DATA PROVIDED |
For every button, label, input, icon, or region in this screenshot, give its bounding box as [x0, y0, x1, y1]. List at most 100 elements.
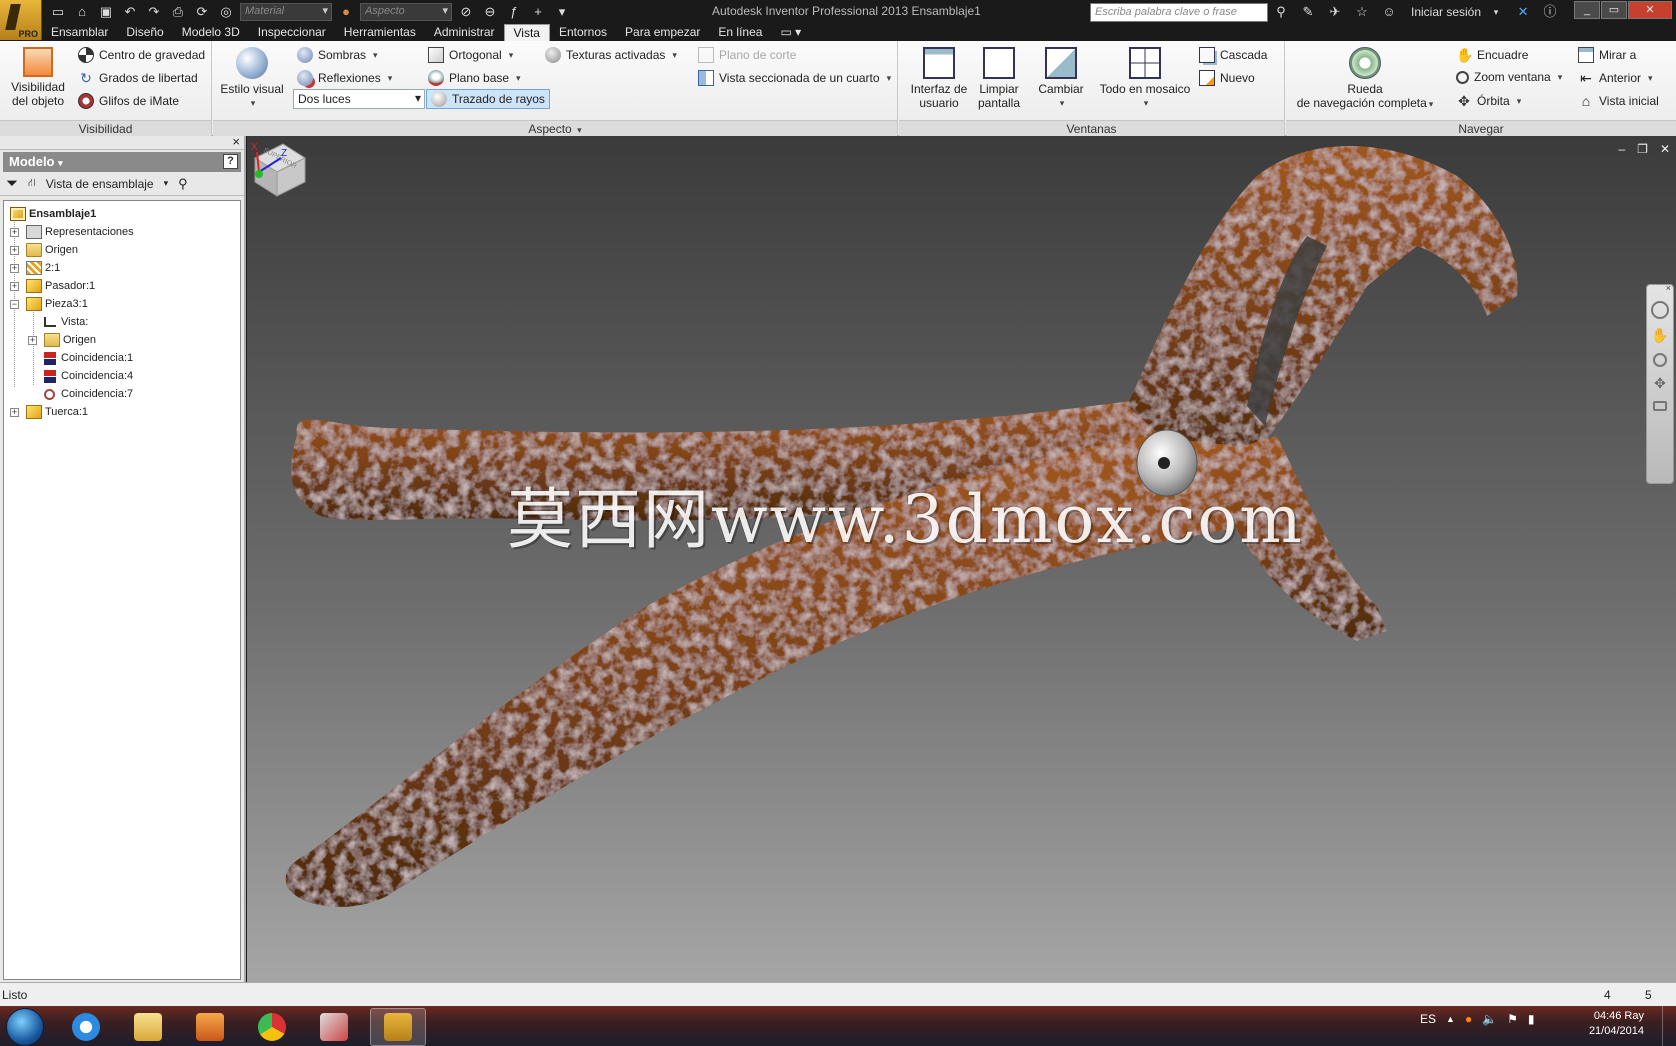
select-icon[interactable]: ◎ [216, 3, 236, 21]
interfaz-usuario-button[interactable]: Interfaz de usuario [907, 47, 971, 110]
tab-modelo-3d[interactable]: Modelo 3D [173, 24, 249, 41]
navbar-close-icon[interactable]: × [1666, 283, 1671, 293]
zoom-ventana-button[interactable]: Zoom ventana ▾ [1456, 70, 1562, 84]
tab-en-linea[interactable]: En línea [709, 24, 771, 41]
navbar-pan-icon[interactable]: ✋ [1651, 327, 1669, 345]
tab-diseno[interactable]: Diseño [117, 24, 172, 41]
tree-item[interactable]: +2:1 [4, 259, 240, 277]
function-icon[interactable]: ƒ [504, 3, 524, 21]
print-icon[interactable]: ⎙ [168, 3, 188, 21]
satellite-icon[interactable]: ✈ [1326, 2, 1344, 22]
sombras-button[interactable]: Sombras ▾ [297, 47, 378, 63]
taskbar-paint-app[interactable] [306, 1008, 362, 1046]
rueda-navegacion-button[interactable]: Rueda de navegación completa ▾ [1290, 47, 1440, 111]
expand-icon[interactable]: + [10, 263, 19, 273]
navbar-look-at-icon[interactable] [1653, 401, 1667, 411]
login-dropdown-icon[interactable]: ▾ [1487, 2, 1505, 22]
network-icon[interactable]: ⚑ [1507, 1012, 1518, 1026]
find-binoculars-icon[interactable]: ⚲ [178, 176, 188, 192]
tree-item[interactable]: + Representaciones [4, 223, 240, 241]
user-icon[interactable]: ☺ [1380, 2, 1398, 22]
tab-administrar[interactable]: Administrar [425, 24, 504, 41]
navbar-orbit-icon[interactable]: ✥ [1651, 375, 1669, 393]
taskbar-clock[interactable]: 04:46 Ray 21/04/2014 [1589, 1009, 1644, 1039]
login-link[interactable]: Iniciar sesión [1411, 5, 1481, 19]
exchange-icon[interactable]: ✕ [1514, 2, 1532, 22]
cambiar-button[interactable]: Cambiar ▾ [1031, 47, 1091, 110]
clear-appearance-icon[interactable]: ⊘ [456, 3, 476, 21]
close-button[interactable]: ✕ [1628, 1, 1672, 19]
texturas-button[interactable]: Texturas activadas ▾ [545, 47, 677, 63]
browser-header[interactable]: Modelo ▾ ? [3, 152, 241, 172]
appearance-combo[interactable]: Aspecto [360, 3, 452, 21]
plano-base-button[interactable]: Plano base ▾ [428, 70, 521, 86]
encuadre-button[interactable]: ✋ Encuadre [1456, 47, 1528, 63]
help-icon[interactable]: ⓘ [1541, 2, 1559, 22]
crosshair-icon[interactable]: + [528, 3, 548, 21]
tree-item[interactable]: Vista: [4, 313, 240, 331]
expand-icon[interactable]: + [10, 227, 19, 237]
adjust-icon[interactable]: ⊖ [480, 3, 500, 21]
open-file-icon[interactable]: ⌂ [72, 3, 92, 21]
mosaico-button[interactable]: Todo en mosaico ▾ [1095, 47, 1195, 110]
volume-icon[interactable]: 🔈 [1482, 1012, 1497, 1026]
tab-inspeccionar[interactable]: Inspeccionar [249, 24, 335, 41]
tree-item[interactable]: + Origen [4, 241, 240, 259]
orbita-button[interactable]: ✥ Órbita ▾ [1456, 93, 1521, 109]
taskbar-chrome[interactable] [244, 1008, 300, 1046]
show-desktop-button[interactable] [1662, 1006, 1676, 1046]
expand-icon[interactable]: + [10, 407, 19, 417]
filter-icon[interactable]: ⏷ [6, 175, 18, 192]
cascada-button[interactable]: Cascada [1199, 47, 1267, 63]
tab-vista[interactable]: Vista [503, 24, 550, 41]
tray-expand-icon[interactable]: ▲ [1446, 1014, 1455, 1024]
tree-item[interactable]: + Origen [4, 331, 240, 349]
new-file-icon[interactable]: ▭ [48, 3, 68, 21]
grados-libertad-button[interactable]: ↻ Grados de libertad [78, 70, 198, 86]
collapse-icon[interactable]: − [10, 299, 19, 309]
tree-item[interactable]: + Pasador:1 [4, 277, 240, 295]
viewport-close-icon[interactable]: ✕ [1660, 142, 1670, 156]
undo-icon[interactable]: ↶ [120, 3, 140, 21]
taskbar-media-player[interactable] [182, 1008, 238, 1046]
alert-icon[interactable]: ● [1465, 1012, 1472, 1026]
limpiar-pantalla-button[interactable]: Limpiar pantalla [973, 47, 1025, 110]
taskbar-file-explorer[interactable] [120, 1008, 176, 1046]
redo-icon[interactable]: ↷ [144, 3, 164, 21]
anterior-button[interactable]: ⇤ Anterior ▾ [1578, 70, 1652, 86]
appearance-ball-icon[interactable]: ● [336, 3, 356, 21]
start-button[interactable] [6, 1008, 44, 1046]
save-icon[interactable]: ▣ [96, 3, 116, 21]
tree-item[interactable]: Ensamblaje1 [4, 205, 240, 223]
vista-inicial-button[interactable]: ⌂ Vista inicial [1578, 93, 1659, 109]
minimize-button[interactable]: _ [1574, 1, 1600, 19]
panel-title-aspecto[interactable]: Aspecto ▾ [213, 120, 897, 136]
material-combo[interactable]: Material [240, 3, 332, 21]
browser-help-icon[interactable]: ? [223, 154, 238, 169]
wrench-icon[interactable]: ✎ [1299, 2, 1317, 22]
tab-ensamblar[interactable]: Ensamblar [42, 24, 117, 41]
ribbon-minimize-toggle-icon[interactable]: ▭ ▾ [771, 24, 810, 41]
vista-seccionada-button[interactable]: Vista seccionada de un cuarto ▾ [698, 70, 891, 86]
expand-icon[interactable]: + [10, 245, 19, 255]
tree-item[interactable]: − Pieza3:1 [4, 295, 240, 313]
update-icon[interactable]: ⟳ [192, 3, 212, 21]
taskbar-internet-explorer[interactable] [58, 1008, 114, 1046]
ortogonal-button[interactable]: Ortogonal ▾ [428, 47, 513, 63]
browser-close-icon[interactable]: × [232, 134, 240, 149]
reflexiones-button[interactable]: Reflexiones ▾ [297, 70, 392, 86]
centro-gravedad-button[interactable]: Centro de gravedad [78, 47, 205, 63]
mirar-a-button[interactable]: Mirar a [1578, 47, 1636, 63]
tree-item[interactable]: + Tuerca:1 [4, 403, 240, 421]
lighting-style-combo[interactable]: Dos luces [293, 89, 425, 109]
expand-icon[interactable]: + [10, 281, 19, 291]
expand-icon[interactable]: + [28, 335, 37, 345]
tree-item[interactable]: Coincidencia:4 [4, 367, 240, 385]
tab-para-empezar[interactable]: Para empezar [616, 24, 709, 41]
view-selector-dropdown-icon[interactable]: ▾ [164, 178, 169, 189]
help-search-input[interactable]: Escriba palabra clave o frase [1090, 3, 1268, 22]
graphics-viewport[interactable]: 莫西网www.3dmox.com – ❐ ✕ SUPERIOR × ✋ ✥ X … [247, 136, 1676, 982]
viewport-restore-icon[interactable]: ❐ [1637, 142, 1648, 156]
object-visibility-button[interactable]: Visibilidad del objeto [8, 47, 68, 108]
binoculars-icon[interactable]: ⚲ [1272, 2, 1290, 22]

REQUIREMENT |
Render every line above as a Markdown table with the columns Row and Line. Number each row, skip blank lines, and leave the pictures out.

RESULT FOR THIS TASK |
| Row | Line |
|---|---|
| 1 | For every button, label, input, icon, or region in this screenshot, give its bounding box as [x0, y0, x1, y1]. List at most 100 elements. |
| 2 | select-icon[interactable]: ◎ [216, 3, 236, 21] |
| 3 | interfaz-usuario-button[interactable]: Interfaz de usuario [907, 47, 971, 110] |
| 4 | tab-modelo-3d[interactable]: Modelo 3D [173, 24, 249, 41] |
| 5 | navbar-close-icon[interactable]: × [1666, 283, 1671, 293] |
| 6 | zoom-ventana-button[interactable]: Zoom ventana ▾ [1456, 70, 1562, 84] |
| 7 | tab-en-linea[interactable]: En línea [709, 24, 771, 41] |
| 8 | navbar-pan-icon[interactable]: ✋ [1651, 327, 1669, 345] |
| 9 | tab-diseno[interactable]: Diseño [117, 24, 172, 41] |
| 10 | tree-item[interactable]: +2:1 [4, 259, 240, 277] |
| 11 | function-icon[interactable]: ƒ [504, 3, 524, 21] |
| 12 | print-icon[interactable]: ⎙ [168, 3, 188, 21] |
| 13 | satellite-icon[interactable]: ✈ [1326, 2, 1344, 22] |
| 14 | sombras-button[interactable]: Sombras ▾ [297, 47, 378, 63] |
| 15 | taskbar-paint-app[interactable] [306, 1008, 362, 1046] |
| 16 | rueda-navegacion-button[interactable]: Rueda de navegación completa ▾ [1290, 47, 1440, 111] |
| 17 | expand-icon[interactable]: + [10, 263, 19, 273] |
| 18 | navbar-look-at-icon[interactable] [1653, 401, 1667, 411] |
| 19 | login-dropdown-icon[interactable]: ▾ [1487, 2, 1505, 22] |
| 20 | network-icon[interactable]: ⚑ [1507, 1012, 1518, 1026] |
| 21 | find-binoculars-icon[interactable]: ⚲ [178, 176, 188, 192] |
| 22 | tree-item[interactable]: + Representaciones [4, 223, 240, 241] |
| 23 | user-icon[interactable]: ☺ [1380, 2, 1398, 22] |
| 24 | tab-administrar[interactable]: Administrar [425, 24, 504, 41] |
| 25 | navbar-orbit-icon[interactable]: ✥ [1651, 375, 1669, 393] |
| 26 | taskbar-clock[interactable]: 04:46 Ray 21/04/2014 [1589, 1009, 1644, 1039] |
| 27 | login-link[interactable]: Iniciar sesión [1411, 5, 1481, 19] |
| 28 | exchange-icon[interactable]: ✕ [1514, 2, 1532, 22] |
| 29 | cambiar-button[interactable]: Cambiar ▾ [1031, 47, 1091, 110] |
| 30 | clear-appearance-icon[interactable]: ⊘ [456, 3, 476, 21] |
| 31 | close-button[interactable]: ✕ [1628, 1, 1672, 19] |
| 32 | texturas-button[interactable]: Texturas activadas ▾ [545, 47, 677, 63] |
| 33 | browser-header[interactable]: Modelo ▾ ? [3, 152, 241, 172] |
| 34 | appearance-combo[interactable]: Aspecto [360, 3, 452, 21] |
| 35 | plano-base-button[interactable]: Plano base ▾ [428, 70, 521, 86] |
| 36 | encuadre-button[interactable]: ✋ Encuadre [1456, 47, 1528, 63] |
| 37 | help-icon[interactable]: ⓘ [1541, 2, 1559, 22] |
| 38 | crosshair-icon[interactable]: + [528, 3, 548, 21] |
| 39 | tree-item[interactable]: Vista: [4, 313, 240, 331] |
| 40 | expand-icon[interactable]: + [10, 227, 19, 237] |
| 41 | adjust-icon[interactable]: ⊖ [480, 3, 500, 21] |
| 42 | open-file-icon[interactable]: ⌂ [72, 3, 92, 21] |
| 43 | mosaico-button[interactable]: Todo en mosaico ▾ [1095, 47, 1195, 110] |
| 44 | volume-icon[interactable]: 🔈 [1482, 1012, 1497, 1026] |
| 45 | tab-inspeccionar[interactable]: Inspeccionar [249, 24, 335, 41] |
| 46 | tree-item[interactable]: + Origen [4, 241, 240, 259] |
| 47 | orbita-button[interactable]: ✥ Órbita ▾ [1456, 93, 1521, 109] |
| 48 | taskbar-chrome[interactable] [244, 1008, 300, 1046] |
| 49 | show-desktop-button[interactable] [1662, 1006, 1676, 1046] |
| 50 | expand-icon[interactable]: + [10, 407, 19, 417] |
| 51 | filter-icon[interactable]: ⏷ [6, 175, 18, 192] |
| 52 | cascada-button[interactable]: Cascada [1199, 47, 1267, 63] |
| 53 | tab-vista[interactable]: Vista [503, 24, 550, 41] |
| 54 | tray-expand-icon[interactable]: ▲ [1446, 1014, 1455, 1024] |
| 55 | tree-item[interactable]: + Origen [4, 331, 240, 349] |
| 56 | new-file-icon[interactable]: ▭ [48, 3, 68, 21] |
| 57 | grados-libertad-button[interactable]: ↻ Grados de libertad [78, 70, 198, 86] |
| 58 | collapse-icon[interactable]: − [10, 299, 19, 309] |
| 59 | tree-item[interactable]: + Pasador:1 [4, 277, 240, 295] |
| 60 | viewport-close-icon[interactable]: ✕ [1660, 142, 1670, 156] |
| 61 | undo-icon[interactable]: ↶ [120, 3, 140, 21] |
| 62 | taskbar-media-player[interactable] [182, 1008, 238, 1046] |
| 63 | alert-icon[interactable]: ● [1465, 1012, 1472, 1026] |
| 64 | limpiar-pantalla-button[interactable]: Limpiar pantalla [973, 47, 1025, 110] |
| 65 | taskbar-file-explorer[interactable] [120, 1008, 176, 1046] |
| 66 | redo-icon[interactable]: ↷ [144, 3, 164, 21] |
| 67 | anterior-button[interactable]: ⇤ Anterior ▾ [1578, 70, 1652, 86] |
| 68 | appearance-ball-icon[interactable]: ● [336, 3, 356, 21] |
| 69 | start-button[interactable] [6, 1008, 44, 1046] |
| 70 | save-icon[interactable]: ▣ [96, 3, 116, 21] |
| 71 | tree-item[interactable]: Ensamblaje1 [4, 205, 240, 223] |
| 72 | vista-inicial-button[interactable]: ⌂ Vista inicial [1578, 93, 1659, 109] |
| 73 | minimize-button[interactable]: _ [1574, 1, 1600, 19] |
| 74 | panel-title-aspecto[interactable]: Aspecto ▾ [213, 120, 897, 136] |
| 75 | material-combo[interactable]: Material [240, 3, 332, 21] |
| 76 | browser-help-icon[interactable]: ? [223, 154, 238, 169] |
| 77 | wrench-icon[interactable]: ✎ [1299, 2, 1317, 22] |
| 78 | tab-ensamblar[interactable]: Ensamblar [42, 24, 117, 41] |
| 79 | ribbon-minimize-toggle-icon[interactable]: ▭ ▾ [771, 24, 810, 41] |
| 80 | vista-seccionada-button[interactable]: Vista seccionada de un cuarto ▾ [698, 70, 891, 86] |
| 81 | expand-icon[interactable]: + [10, 245, 19, 255] |
| 82 | tree-item[interactable]: − Pieza3:1 [4, 295, 240, 313] |
| 83 | update-icon[interactable]: ⟳ [192, 3, 212, 21] |
| 84 | taskbar-internet-explorer[interactable] [58, 1008, 114, 1046] |
| 85 | ortogonal-button[interactable]: Ortogonal ▾ [428, 47, 513, 63] |
| 86 | browser-close-icon[interactable]: × [232, 134, 240, 149] |
| 87 | reflexiones-button[interactable]: Reflexiones ▾ [297, 70, 392, 86] |
| 88 | centro-gravedad-button[interactable]: Centro de gravedad [78, 47, 205, 63] |
| 89 | mirar-a-button[interactable]: Mirar a [1578, 47, 1636, 63] |
| 90 | tree-item[interactable]: + Tuerca:1 [4, 403, 240, 421] |
| 91 | lighting-style-combo[interactable]: Dos luces [293, 89, 425, 109] |
| 92 | expand-icon[interactable]: + [10, 281, 19, 291] |
| 93 | expand-icon[interactable]: + [28, 335, 37, 345] |
| 94 | tree-item[interactable]: Coincidencia:4 [4, 367, 240, 385] |
| 95 | tab-para-empezar[interactable]: Para empezar [616, 24, 709, 41] |
| 96 | view-selector-dropdown-icon[interactable]: ▾ [164, 178, 169, 189] |
| 97 | help-search-input[interactable]: Escriba palabra clave o frase [1090, 3, 1268, 22] |
| 98 | graphics-viewport[interactable]: 莫西网www.3dmox.com – ❐ ✕ SUPERIOR × ✋ ✥ X … [247, 136, 1676, 982] |
| 99 | viewport-restore-icon[interactable]: ❐ [1637, 142, 1648, 156] |
| 100 | object-visibility-button[interactable]: Visibilidad del objeto [8, 47, 68, 108] |
| 101 | binoculars-icon[interactable]: ⚲ [1272, 2, 1290, 22] |